WHAT NEEDS TO BE DONE
From the entries below, gather every line containing the string "BEDROOM".

DATA
■ ■ ■ ■
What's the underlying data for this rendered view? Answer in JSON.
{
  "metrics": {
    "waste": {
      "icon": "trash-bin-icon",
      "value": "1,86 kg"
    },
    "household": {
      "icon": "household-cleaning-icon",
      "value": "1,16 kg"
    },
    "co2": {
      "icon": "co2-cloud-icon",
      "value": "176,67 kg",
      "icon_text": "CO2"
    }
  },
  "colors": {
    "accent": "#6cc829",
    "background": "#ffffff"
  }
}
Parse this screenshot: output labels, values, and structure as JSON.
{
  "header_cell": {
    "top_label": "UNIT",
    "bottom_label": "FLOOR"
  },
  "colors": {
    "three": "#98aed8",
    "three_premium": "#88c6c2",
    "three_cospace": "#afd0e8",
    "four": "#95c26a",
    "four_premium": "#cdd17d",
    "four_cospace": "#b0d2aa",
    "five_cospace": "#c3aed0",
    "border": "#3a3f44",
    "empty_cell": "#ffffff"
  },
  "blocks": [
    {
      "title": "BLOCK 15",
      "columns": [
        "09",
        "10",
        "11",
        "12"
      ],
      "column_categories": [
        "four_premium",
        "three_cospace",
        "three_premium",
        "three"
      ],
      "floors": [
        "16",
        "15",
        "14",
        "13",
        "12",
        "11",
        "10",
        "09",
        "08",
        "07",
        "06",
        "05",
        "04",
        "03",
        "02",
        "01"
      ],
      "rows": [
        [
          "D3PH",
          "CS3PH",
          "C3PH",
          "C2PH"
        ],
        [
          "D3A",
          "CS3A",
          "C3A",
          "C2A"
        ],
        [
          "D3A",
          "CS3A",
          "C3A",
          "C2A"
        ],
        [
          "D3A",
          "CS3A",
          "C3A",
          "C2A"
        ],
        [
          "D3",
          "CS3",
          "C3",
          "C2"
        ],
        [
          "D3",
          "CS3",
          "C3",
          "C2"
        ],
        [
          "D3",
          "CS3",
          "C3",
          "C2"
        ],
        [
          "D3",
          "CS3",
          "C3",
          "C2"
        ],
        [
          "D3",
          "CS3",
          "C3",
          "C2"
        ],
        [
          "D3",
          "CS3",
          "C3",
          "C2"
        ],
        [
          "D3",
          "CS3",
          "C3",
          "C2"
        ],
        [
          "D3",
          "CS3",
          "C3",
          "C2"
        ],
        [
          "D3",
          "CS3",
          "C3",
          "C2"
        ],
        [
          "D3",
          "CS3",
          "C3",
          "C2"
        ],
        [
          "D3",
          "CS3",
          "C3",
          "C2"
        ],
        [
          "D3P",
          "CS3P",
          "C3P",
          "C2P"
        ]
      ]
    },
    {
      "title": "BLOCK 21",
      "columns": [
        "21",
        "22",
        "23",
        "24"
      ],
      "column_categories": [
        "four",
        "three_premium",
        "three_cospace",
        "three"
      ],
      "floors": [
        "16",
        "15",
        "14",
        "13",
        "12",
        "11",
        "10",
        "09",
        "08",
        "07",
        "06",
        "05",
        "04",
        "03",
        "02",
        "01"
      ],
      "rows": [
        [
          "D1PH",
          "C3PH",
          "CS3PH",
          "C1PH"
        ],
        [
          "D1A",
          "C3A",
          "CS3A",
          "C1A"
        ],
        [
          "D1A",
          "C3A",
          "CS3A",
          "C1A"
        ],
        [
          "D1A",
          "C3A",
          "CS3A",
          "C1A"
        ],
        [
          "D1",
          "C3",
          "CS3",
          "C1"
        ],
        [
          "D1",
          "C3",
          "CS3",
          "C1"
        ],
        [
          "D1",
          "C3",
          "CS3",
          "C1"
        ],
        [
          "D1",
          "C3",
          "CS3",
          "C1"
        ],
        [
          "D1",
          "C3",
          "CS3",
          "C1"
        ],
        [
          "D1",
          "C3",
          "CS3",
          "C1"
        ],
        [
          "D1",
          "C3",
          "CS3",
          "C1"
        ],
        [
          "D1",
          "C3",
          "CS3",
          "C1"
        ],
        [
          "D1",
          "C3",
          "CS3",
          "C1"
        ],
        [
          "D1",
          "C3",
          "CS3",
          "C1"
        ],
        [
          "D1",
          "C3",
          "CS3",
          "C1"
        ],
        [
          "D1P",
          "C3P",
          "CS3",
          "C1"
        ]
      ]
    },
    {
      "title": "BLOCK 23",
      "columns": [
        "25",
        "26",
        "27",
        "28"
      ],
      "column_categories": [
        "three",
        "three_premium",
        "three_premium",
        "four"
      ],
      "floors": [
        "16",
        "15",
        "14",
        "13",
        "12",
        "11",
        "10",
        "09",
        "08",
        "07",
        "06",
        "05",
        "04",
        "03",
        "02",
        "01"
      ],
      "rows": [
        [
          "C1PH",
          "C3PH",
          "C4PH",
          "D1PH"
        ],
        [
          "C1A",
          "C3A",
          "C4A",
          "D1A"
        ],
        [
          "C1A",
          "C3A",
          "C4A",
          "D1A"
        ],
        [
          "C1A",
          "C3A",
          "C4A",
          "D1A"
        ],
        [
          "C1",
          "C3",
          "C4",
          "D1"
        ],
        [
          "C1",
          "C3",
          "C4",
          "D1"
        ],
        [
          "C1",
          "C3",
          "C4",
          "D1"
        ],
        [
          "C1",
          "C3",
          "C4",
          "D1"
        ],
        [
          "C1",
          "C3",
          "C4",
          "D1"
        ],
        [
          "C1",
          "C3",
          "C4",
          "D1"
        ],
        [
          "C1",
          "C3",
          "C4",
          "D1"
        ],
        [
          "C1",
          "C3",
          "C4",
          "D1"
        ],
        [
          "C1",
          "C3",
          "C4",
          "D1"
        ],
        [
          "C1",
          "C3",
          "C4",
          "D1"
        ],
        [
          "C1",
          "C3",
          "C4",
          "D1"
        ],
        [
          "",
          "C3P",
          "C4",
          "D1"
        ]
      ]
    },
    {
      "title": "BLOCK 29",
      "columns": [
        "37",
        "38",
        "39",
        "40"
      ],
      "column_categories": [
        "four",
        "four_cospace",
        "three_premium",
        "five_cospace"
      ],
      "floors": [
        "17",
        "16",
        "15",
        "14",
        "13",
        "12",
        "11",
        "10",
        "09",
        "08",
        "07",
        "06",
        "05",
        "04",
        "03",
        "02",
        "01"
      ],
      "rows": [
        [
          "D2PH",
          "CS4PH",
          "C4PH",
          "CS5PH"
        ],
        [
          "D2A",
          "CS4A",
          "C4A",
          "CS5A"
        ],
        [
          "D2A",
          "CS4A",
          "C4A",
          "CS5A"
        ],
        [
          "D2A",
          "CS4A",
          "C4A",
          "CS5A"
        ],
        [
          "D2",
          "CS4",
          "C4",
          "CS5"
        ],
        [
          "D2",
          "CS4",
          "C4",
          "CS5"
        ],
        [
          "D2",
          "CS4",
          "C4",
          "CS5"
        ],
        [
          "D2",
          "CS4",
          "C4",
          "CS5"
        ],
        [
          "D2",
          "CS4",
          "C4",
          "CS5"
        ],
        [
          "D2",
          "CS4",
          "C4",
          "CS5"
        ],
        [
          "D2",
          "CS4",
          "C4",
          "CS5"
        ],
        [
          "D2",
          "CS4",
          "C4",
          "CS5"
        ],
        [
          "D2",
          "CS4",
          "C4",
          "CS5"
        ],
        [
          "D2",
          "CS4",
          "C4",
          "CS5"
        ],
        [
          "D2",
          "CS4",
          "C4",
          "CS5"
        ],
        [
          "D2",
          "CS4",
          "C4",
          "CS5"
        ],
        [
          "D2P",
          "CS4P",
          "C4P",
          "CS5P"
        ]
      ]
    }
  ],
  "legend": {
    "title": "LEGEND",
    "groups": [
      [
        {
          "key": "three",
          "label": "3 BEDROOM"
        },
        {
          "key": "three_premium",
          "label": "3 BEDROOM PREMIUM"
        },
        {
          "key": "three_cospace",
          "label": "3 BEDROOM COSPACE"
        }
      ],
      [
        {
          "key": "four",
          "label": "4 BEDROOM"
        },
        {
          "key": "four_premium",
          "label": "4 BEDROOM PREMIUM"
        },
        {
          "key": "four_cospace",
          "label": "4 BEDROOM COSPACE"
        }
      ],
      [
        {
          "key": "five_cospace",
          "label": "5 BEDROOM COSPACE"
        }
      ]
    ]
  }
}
■ ■ ■ ■
EXERCISE SOLUTION
          "label": "3 BEDROOM"
          "label": "3 BEDROOM PREMIUM"
          "label": "3 BEDROOM COSPACE"
          "label": "4 BEDROOM"
          "label": "4 BEDROOM PREMIUM"
          "label": "4 BEDROOM COSPACE"
          "label": "5 BEDROOM COSPACE"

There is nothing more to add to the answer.